> **Challenge**:
Go through the data below and gather each line containing "WINTER".

> **Material to process**:

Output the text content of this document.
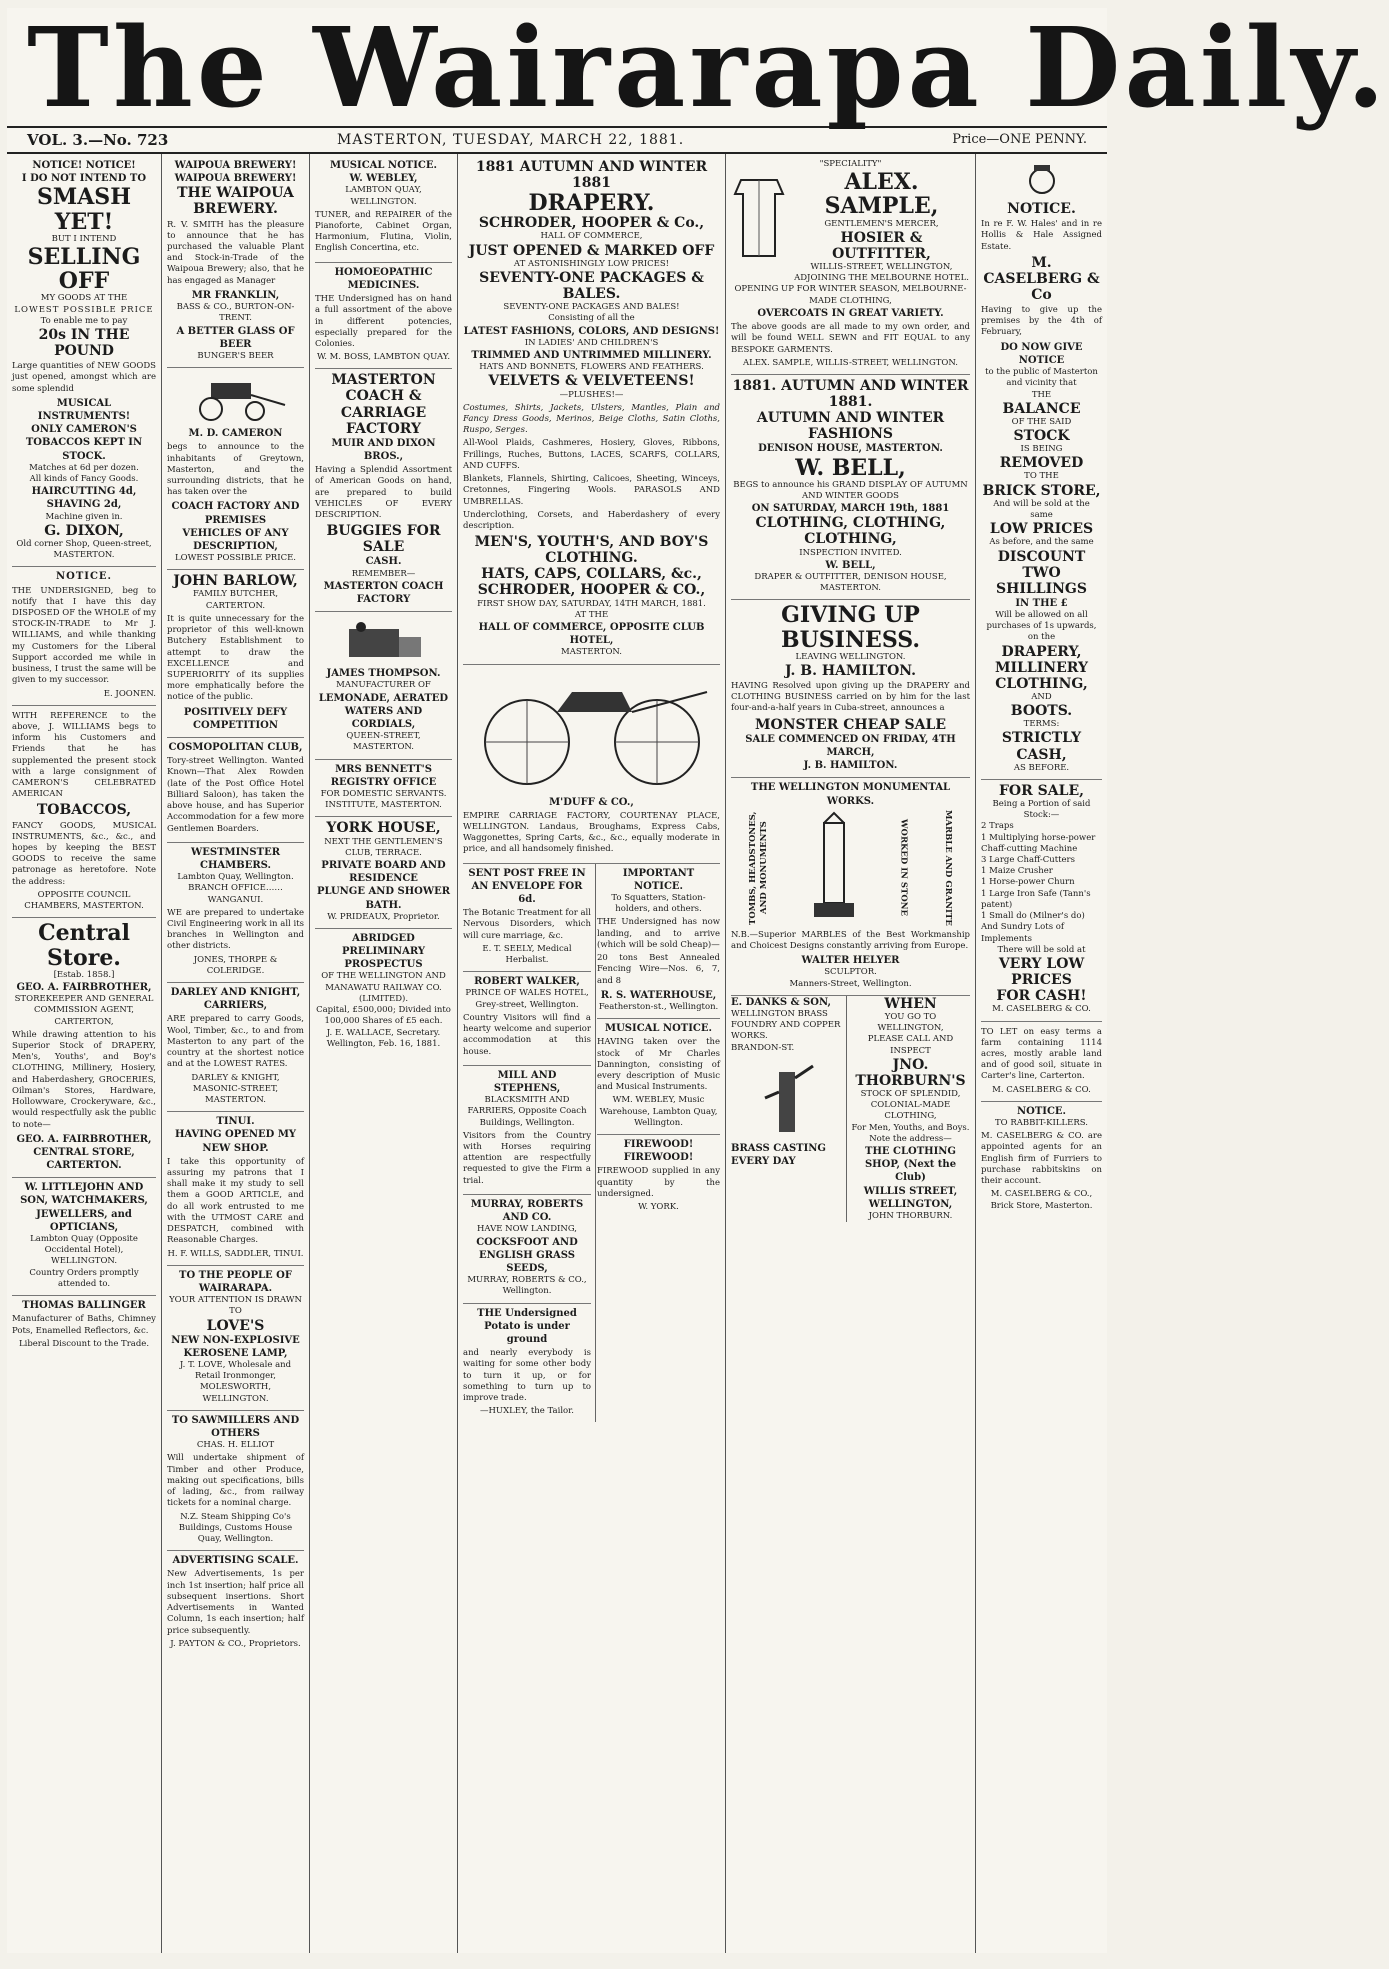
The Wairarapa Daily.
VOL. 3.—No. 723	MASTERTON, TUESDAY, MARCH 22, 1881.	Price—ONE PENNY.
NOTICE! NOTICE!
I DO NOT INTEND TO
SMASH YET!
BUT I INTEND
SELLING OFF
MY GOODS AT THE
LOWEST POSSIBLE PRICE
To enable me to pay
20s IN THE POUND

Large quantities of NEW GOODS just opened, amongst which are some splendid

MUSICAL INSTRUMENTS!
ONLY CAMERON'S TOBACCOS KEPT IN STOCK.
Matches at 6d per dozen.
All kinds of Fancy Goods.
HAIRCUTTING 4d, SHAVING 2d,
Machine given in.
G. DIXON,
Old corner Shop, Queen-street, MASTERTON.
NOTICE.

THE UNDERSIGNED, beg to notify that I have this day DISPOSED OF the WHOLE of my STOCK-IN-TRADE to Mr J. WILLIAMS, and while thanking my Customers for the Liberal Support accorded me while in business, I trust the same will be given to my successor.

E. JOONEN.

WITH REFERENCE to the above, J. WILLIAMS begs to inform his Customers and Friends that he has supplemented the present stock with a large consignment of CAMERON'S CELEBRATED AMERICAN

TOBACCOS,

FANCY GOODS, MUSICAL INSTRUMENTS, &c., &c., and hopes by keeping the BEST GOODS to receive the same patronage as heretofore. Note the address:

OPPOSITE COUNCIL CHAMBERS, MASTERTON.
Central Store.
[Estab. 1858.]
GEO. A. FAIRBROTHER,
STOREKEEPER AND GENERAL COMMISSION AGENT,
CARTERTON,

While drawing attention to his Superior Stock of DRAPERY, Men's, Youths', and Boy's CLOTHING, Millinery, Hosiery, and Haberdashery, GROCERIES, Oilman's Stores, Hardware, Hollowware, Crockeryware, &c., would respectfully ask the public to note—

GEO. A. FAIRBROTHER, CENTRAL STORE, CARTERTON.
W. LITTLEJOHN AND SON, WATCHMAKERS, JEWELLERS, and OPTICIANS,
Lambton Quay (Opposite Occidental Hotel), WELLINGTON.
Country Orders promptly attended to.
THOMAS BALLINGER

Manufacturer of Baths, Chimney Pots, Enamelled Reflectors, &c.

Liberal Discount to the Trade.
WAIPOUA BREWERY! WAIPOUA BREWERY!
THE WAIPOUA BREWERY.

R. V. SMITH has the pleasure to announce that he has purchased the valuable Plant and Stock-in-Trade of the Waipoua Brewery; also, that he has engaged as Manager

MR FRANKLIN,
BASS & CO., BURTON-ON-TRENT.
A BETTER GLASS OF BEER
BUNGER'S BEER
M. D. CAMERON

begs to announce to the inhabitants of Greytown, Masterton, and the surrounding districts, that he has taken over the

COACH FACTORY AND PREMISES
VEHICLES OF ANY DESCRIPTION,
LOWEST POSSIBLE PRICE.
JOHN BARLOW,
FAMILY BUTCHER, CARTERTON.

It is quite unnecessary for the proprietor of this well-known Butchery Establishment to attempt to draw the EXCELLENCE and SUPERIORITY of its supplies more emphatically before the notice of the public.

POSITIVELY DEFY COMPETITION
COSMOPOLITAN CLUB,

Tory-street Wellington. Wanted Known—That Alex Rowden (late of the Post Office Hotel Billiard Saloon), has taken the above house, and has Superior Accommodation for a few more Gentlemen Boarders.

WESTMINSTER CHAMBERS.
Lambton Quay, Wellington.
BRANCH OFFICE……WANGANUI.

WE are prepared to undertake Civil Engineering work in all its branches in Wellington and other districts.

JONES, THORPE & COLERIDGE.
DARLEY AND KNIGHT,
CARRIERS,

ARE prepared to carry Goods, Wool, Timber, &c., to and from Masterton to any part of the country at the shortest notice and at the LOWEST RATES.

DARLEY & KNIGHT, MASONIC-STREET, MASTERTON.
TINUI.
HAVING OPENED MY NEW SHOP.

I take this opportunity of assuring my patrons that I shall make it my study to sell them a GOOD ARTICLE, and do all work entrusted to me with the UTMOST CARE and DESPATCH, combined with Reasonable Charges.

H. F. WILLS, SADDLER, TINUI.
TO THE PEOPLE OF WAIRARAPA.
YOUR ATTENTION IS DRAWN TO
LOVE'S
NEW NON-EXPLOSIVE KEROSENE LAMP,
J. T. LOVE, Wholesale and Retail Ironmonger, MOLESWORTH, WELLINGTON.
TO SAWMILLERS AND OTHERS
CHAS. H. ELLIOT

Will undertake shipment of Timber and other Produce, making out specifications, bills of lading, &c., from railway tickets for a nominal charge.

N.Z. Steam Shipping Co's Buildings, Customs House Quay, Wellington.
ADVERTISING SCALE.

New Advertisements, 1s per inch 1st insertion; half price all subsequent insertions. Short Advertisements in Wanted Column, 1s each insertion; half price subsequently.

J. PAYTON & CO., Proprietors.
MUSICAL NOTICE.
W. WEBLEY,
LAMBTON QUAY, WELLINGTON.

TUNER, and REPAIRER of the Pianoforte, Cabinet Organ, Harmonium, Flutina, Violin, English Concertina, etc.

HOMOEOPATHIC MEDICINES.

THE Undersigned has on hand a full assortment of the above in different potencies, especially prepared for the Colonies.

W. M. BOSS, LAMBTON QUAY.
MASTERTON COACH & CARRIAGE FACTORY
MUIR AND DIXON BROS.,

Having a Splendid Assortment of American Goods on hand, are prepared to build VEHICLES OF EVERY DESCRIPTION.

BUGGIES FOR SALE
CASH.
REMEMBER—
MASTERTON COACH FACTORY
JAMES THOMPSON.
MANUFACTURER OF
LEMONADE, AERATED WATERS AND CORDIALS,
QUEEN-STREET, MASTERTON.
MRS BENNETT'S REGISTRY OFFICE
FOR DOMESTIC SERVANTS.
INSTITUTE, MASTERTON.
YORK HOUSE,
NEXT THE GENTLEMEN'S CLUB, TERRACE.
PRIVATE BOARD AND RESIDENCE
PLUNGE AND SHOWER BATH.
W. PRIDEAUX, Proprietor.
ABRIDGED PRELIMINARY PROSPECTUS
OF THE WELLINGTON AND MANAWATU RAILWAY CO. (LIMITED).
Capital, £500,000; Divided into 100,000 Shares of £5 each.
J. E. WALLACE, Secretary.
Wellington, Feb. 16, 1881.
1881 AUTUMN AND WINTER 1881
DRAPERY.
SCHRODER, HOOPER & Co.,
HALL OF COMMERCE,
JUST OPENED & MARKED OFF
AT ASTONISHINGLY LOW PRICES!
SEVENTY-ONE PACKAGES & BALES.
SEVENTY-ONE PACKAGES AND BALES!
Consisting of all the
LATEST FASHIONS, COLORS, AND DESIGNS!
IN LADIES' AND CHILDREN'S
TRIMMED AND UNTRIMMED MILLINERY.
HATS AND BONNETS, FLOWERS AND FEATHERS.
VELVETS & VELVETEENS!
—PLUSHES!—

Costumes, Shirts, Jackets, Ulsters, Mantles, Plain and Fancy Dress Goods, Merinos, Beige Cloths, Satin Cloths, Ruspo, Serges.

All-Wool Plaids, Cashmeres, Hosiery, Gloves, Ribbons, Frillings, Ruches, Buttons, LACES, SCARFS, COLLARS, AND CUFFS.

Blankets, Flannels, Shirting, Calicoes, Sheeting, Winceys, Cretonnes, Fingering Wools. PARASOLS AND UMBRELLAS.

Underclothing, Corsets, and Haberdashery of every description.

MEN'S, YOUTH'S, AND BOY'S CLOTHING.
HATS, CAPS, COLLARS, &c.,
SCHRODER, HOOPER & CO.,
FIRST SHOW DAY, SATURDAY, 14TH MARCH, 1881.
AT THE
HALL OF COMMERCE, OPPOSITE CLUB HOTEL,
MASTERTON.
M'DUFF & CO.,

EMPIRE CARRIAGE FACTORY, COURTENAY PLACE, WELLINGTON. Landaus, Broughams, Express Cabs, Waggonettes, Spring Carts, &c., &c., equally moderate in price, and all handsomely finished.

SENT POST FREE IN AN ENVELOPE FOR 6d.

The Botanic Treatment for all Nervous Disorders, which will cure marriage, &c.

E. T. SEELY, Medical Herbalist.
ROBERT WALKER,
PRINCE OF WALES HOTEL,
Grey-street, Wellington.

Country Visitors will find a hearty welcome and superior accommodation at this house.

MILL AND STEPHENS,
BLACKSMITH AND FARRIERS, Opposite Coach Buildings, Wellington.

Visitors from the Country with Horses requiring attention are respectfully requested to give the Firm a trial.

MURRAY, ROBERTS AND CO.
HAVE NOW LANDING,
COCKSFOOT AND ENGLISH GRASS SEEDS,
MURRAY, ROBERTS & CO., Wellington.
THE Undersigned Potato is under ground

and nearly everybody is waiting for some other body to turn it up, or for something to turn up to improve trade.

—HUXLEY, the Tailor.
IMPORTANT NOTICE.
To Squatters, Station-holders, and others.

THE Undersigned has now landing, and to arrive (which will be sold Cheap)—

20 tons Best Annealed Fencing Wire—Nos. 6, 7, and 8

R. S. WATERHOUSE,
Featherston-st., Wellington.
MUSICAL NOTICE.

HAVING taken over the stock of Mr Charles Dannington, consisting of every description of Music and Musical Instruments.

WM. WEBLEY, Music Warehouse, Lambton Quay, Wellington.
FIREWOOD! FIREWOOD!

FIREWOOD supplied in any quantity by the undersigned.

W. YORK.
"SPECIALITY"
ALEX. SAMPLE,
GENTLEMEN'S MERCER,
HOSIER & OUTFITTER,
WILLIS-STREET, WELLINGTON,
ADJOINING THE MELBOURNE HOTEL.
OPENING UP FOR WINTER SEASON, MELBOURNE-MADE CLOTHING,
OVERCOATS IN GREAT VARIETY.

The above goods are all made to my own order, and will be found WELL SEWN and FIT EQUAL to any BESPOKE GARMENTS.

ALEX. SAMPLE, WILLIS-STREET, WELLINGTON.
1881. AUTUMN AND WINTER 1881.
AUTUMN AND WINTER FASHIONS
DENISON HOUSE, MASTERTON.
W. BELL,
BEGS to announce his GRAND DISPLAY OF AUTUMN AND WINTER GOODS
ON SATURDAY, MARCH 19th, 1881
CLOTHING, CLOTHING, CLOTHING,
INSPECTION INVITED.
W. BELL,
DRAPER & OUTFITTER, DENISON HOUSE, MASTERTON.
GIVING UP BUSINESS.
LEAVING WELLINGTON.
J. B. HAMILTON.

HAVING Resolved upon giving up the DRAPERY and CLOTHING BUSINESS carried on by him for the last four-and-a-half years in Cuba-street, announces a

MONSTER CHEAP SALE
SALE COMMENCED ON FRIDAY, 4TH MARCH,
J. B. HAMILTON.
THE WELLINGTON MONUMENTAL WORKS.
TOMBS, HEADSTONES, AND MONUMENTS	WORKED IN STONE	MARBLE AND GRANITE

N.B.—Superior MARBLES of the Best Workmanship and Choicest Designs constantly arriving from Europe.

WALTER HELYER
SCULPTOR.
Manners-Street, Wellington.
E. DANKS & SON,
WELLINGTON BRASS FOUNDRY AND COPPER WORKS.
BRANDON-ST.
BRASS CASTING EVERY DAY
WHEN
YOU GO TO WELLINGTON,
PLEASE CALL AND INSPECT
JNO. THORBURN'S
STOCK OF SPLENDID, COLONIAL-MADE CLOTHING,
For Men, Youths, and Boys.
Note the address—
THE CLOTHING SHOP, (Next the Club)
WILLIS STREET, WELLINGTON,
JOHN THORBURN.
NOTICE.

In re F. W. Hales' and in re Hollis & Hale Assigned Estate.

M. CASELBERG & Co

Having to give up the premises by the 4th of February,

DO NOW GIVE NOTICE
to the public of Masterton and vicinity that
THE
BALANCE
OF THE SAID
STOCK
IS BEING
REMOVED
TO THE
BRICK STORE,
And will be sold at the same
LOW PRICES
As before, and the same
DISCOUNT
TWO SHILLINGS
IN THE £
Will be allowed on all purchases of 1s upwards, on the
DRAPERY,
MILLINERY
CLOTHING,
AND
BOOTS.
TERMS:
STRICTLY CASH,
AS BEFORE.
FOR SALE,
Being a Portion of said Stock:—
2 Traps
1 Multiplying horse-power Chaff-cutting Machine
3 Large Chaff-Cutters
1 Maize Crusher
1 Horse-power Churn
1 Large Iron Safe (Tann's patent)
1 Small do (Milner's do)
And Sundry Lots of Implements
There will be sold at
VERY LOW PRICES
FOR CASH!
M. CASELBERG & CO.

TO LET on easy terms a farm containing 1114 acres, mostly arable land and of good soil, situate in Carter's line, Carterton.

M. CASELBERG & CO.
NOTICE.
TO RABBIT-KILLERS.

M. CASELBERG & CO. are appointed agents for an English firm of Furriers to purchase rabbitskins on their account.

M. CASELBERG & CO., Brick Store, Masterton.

> **Task solution**:
1881 AUTUMN AND WINTER 1881
OPENING UP FOR WINTER SEASON, MELBOURNE-MADE CLOTHING,
1881. AUTUMN AND WINTER 1881.
AUTUMN AND WINTER FASHIONS
BEGS to announce his GRAND DISPLAY OF AUTUMN AND WINTER GOODS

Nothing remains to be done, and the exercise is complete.